▸ **Short problem**: Copy each line that has the string "this" somewhere in it.
— START —
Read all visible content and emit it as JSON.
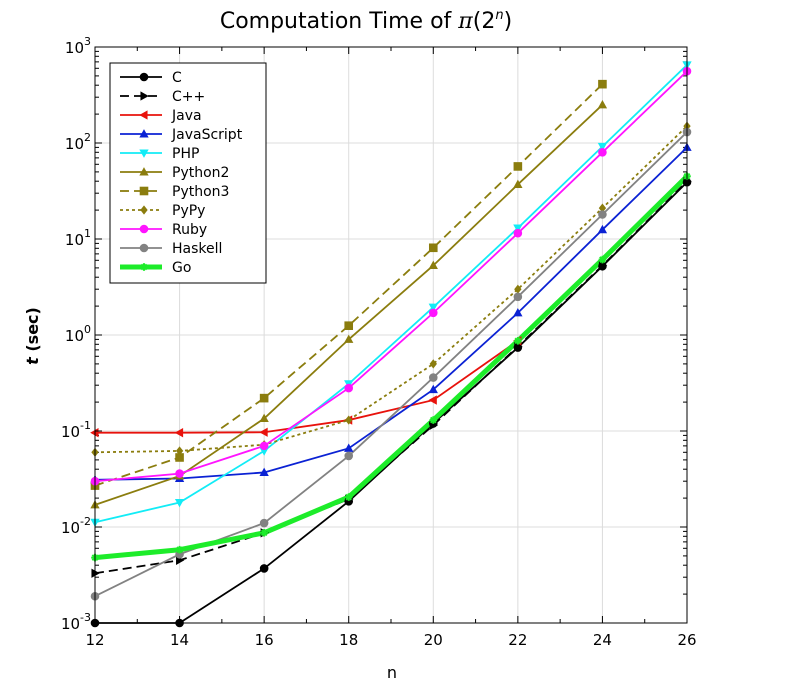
{
  "chart_data": {
    "type": "line",
    "title": "Computation Time of π(2ⁿ)",
    "title_main": "Computation Time of ",
    "title_pi": "π",
    "title_arg_open": "(2",
    "title_arg_exp": "n",
    "title_arg_close": ")",
    "xlabel": "n",
    "ylabel_var": "t",
    "ylabel_unit": "(sec)",
    "xlim": [
      12,
      26
    ],
    "ylim": [
      0.001,
      1000
    ],
    "yscale": "log",
    "grid": true,
    "legend_position": "top-left",
    "x_ticks": [
      "12",
      "14",
      "16",
      "18",
      "20",
      "22",
      "24",
      "26"
    ],
    "y_ticks": [
      {
        "base": "10",
        "exp": "-3"
      },
      {
        "base": "10",
        "exp": "-2"
      },
      {
        "base": "10",
        "exp": "-1"
      },
      {
        "base": "10",
        "exp": "0"
      },
      {
        "base": "10",
        "exp": "1"
      },
      {
        "base": "10",
        "exp": "2"
      },
      {
        "base": "10",
        "exp": "3"
      }
    ],
    "series": [
      {
        "name": "C",
        "color": "#000000",
        "dash": "solid",
        "marker": "circle",
        "x": [
          12,
          14,
          16,
          18,
          20,
          22,
          24,
          26
        ],
        "y": [
          0.001,
          0.001,
          0.0037,
          0.0185,
          0.12,
          0.74,
          5.2,
          39
        ]
      },
      {
        "name": "C++",
        "color": "#000000",
        "dash": "dashed",
        "marker": "triangle-right",
        "x": [
          12,
          14,
          16,
          18,
          20,
          22,
          24,
          26
        ],
        "y": [
          0.0033,
          0.0045,
          0.0087,
          0.0195,
          0.115,
          0.76,
          5.3,
          40
        ]
      },
      {
        "name": "Java",
        "color": "#e8120c",
        "dash": "solid",
        "marker": "triangle-left",
        "x": [
          12,
          14,
          16,
          18,
          20,
          22
        ],
        "y": [
          0.096,
          0.096,
          0.097,
          0.13,
          0.21,
          0.87
        ]
      },
      {
        "name": "JavaScript",
        "color": "#0b22d4",
        "dash": "solid",
        "marker": "triangle-up",
        "x": [
          12,
          14,
          16,
          18,
          20,
          22,
          24,
          26
        ],
        "y": [
          0.031,
          0.032,
          0.037,
          0.066,
          0.27,
          1.7,
          12.5,
          90
        ]
      },
      {
        "name": "PHP",
        "color": "#12ecf6",
        "dash": "solid",
        "marker": "triangle-down",
        "x": [
          12,
          14,
          16,
          18,
          20,
          22,
          24,
          26
        ],
        "y": [
          0.0112,
          0.018,
          0.062,
          0.31,
          1.95,
          13,
          92,
          650
        ]
      },
      {
        "name": "Python2",
        "color": "#8b7d0e",
        "dash": "solid",
        "marker": "triangle-up",
        "x": [
          12,
          14,
          16,
          18,
          20,
          22,
          24
        ],
        "y": [
          0.017,
          0.034,
          0.135,
          0.9,
          5.3,
          37,
          250
        ]
      },
      {
        "name": "Python3",
        "color": "#8b7d0e",
        "dash": "dashed",
        "marker": "square",
        "x": [
          12,
          14,
          16,
          18,
          20,
          22,
          24
        ],
        "y": [
          0.027,
          0.053,
          0.22,
          1.25,
          8.1,
          57,
          410
        ]
      },
      {
        "name": "PyPy",
        "color": "#8b7d0e",
        "dash": "dotted",
        "marker": "diamond",
        "x": [
          12,
          14,
          16,
          18,
          20,
          22,
          24,
          26
        ],
        "y": [
          0.06,
          0.062,
          0.072,
          0.13,
          0.5,
          3.0,
          21,
          150
        ]
      },
      {
        "name": "Ruby",
        "color": "#ff14ff",
        "dash": "solid",
        "marker": "circle",
        "x": [
          12,
          14,
          16,
          18,
          20,
          22,
          24,
          26
        ],
        "y": [
          0.03,
          0.036,
          0.07,
          0.28,
          1.7,
          11.5,
          80,
          560
        ]
      },
      {
        "name": "Haskell",
        "color": "#828282",
        "dash": "solid",
        "marker": "circle",
        "x": [
          12,
          14,
          16,
          18,
          20,
          22,
          24,
          26
        ],
        "y": [
          0.0019,
          0.0052,
          0.011,
          0.055,
          0.36,
          2.5,
          18,
          130
        ]
      },
      {
        "name": "Go",
        "color": "#1dec2a",
        "dash": "solid-thick",
        "marker": "star",
        "x": [
          12,
          14,
          16,
          18,
          20,
          22,
          24,
          26
        ],
        "y": [
          0.0048,
          0.0058,
          0.0087,
          0.0205,
          0.13,
          0.87,
          6.1,
          45
        ]
      }
    ]
  }
}
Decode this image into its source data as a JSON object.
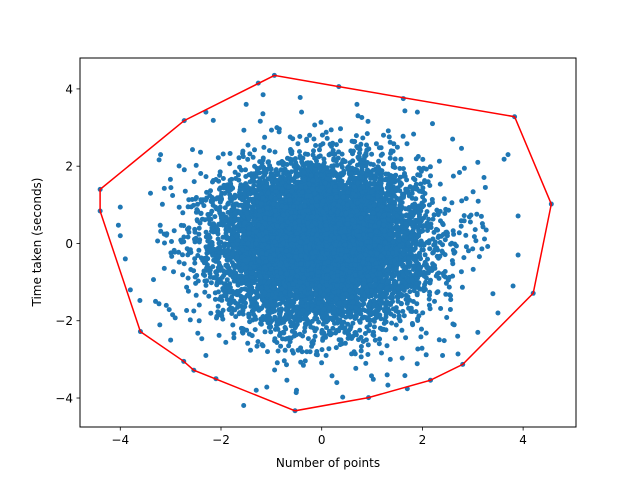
{
  "chart_data": {
    "type": "scatter",
    "title": "",
    "xlabel": "Number of points",
    "ylabel": "Time taken (seconds)",
    "xlim": [
      -4.8,
      5.05
    ],
    "ylim": [
      -4.75,
      4.8
    ],
    "xticks": [
      -4,
      -2,
      0,
      2,
      4
    ],
    "yticks": [
      -4,
      -2,
      0,
      2,
      4
    ],
    "grid": false,
    "legend": "none",
    "point_color": "#1f77b4",
    "hull_color": "#ff0000",
    "cloud": {
      "distribution": "bivariate normal",
      "mean": [
        0,
        0
      ],
      "std": [
        1,
        1
      ],
      "n_points": 10000
    },
    "series": [
      {
        "type": "scatter",
        "values": [
          [
            4.56,
            1.02
          ],
          [
            3.83,
            3.28
          ],
          [
            1.62,
            3.75
          ],
          [
            0.34,
            4.06
          ],
          [
            -0.94,
            4.35
          ],
          [
            -1.26,
            4.15
          ],
          [
            -2.73,
            3.18
          ],
          [
            -4.4,
            1.4
          ],
          [
            -4.4,
            0.84
          ],
          [
            -3.6,
            -2.28
          ],
          [
            -2.74,
            -3.05
          ],
          [
            -2.54,
            -3.28
          ],
          [
            -0.53,
            -4.33
          ],
          [
            0.93,
            -3.99
          ],
          [
            1.7,
            -3.76
          ],
          [
            2.16,
            -3.54
          ],
          [
            2.8,
            -3.13
          ],
          [
            4.2,
            -1.29
          ],
          [
            3.25,
            1.45
          ],
          [
            3.9,
            0.71
          ],
          [
            3.9,
            -0.3
          ],
          [
            3.8,
            -1.1
          ],
          [
            3.5,
            -1.8
          ],
          [
            3.1,
            -2.3
          ],
          [
            2.4,
            -2.9
          ],
          [
            1.3,
            -3.4
          ],
          [
            0.3,
            -3.6
          ],
          [
            -0.5,
            -3.8
          ],
          [
            -1.3,
            -3.8
          ],
          [
            -2.1,
            -3.5
          ],
          [
            -3.0,
            -2.5
          ],
          [
            -3.8,
            -1.2
          ],
          [
            -3.9,
            -0.4
          ],
          [
            -4.0,
            0.2
          ],
          [
            -3.4,
            1.3
          ],
          [
            -3.2,
            2.3
          ],
          [
            -2.3,
            3.4
          ],
          [
            -1.5,
            3.6
          ],
          [
            -0.4,
            3.4
          ],
          [
            0.7,
            3.6
          ],
          [
            1.9,
            3.4
          ],
          [
            2.6,
            2.7
          ],
          [
            3.1,
            2.1
          ],
          [
            3.7,
            2.3
          ],
          [
            -4.0,
            0.94
          ],
          [
            -3.3,
            -1.5
          ],
          [
            -2.3,
            -2.9
          ],
          [
            2.7,
            -2.4
          ],
          [
            3.4,
            -1.3
          ],
          [
            2.2,
            3.1
          ]
        ]
      },
      {
        "type": "line",
        "name": "",
        "closed": true,
        "values": [
          [
            4.56,
            1.02
          ],
          [
            3.83,
            3.28
          ],
          [
            0.34,
            4.06
          ],
          [
            -0.94,
            4.35
          ],
          [
            -2.73,
            3.18
          ],
          [
            -4.4,
            1.4
          ],
          [
            -4.4,
            0.84
          ],
          [
            -3.6,
            -2.28
          ],
          [
            -2.74,
            -3.05
          ],
          [
            -2.54,
            -3.28
          ],
          [
            -0.53,
            -4.33
          ],
          [
            0.93,
            -3.99
          ],
          [
            2.16,
            -3.54
          ],
          [
            2.8,
            -3.13
          ],
          [
            4.2,
            -1.29
          ]
        ]
      }
    ]
  }
}
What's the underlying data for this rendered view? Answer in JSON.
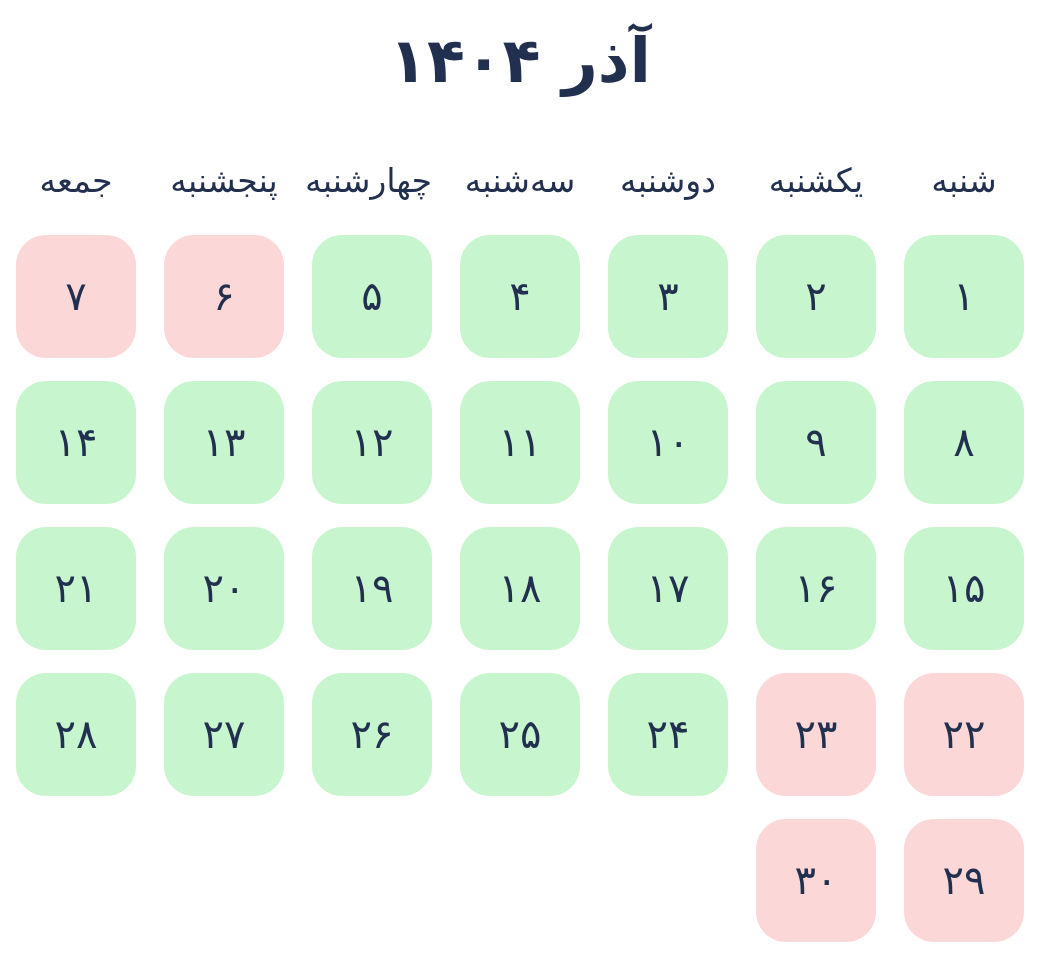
— END —
▸ **Written reply**:
Decode this image into its source data as a JSON object.
What's the underlying data for this rendered view? Answer in JSON.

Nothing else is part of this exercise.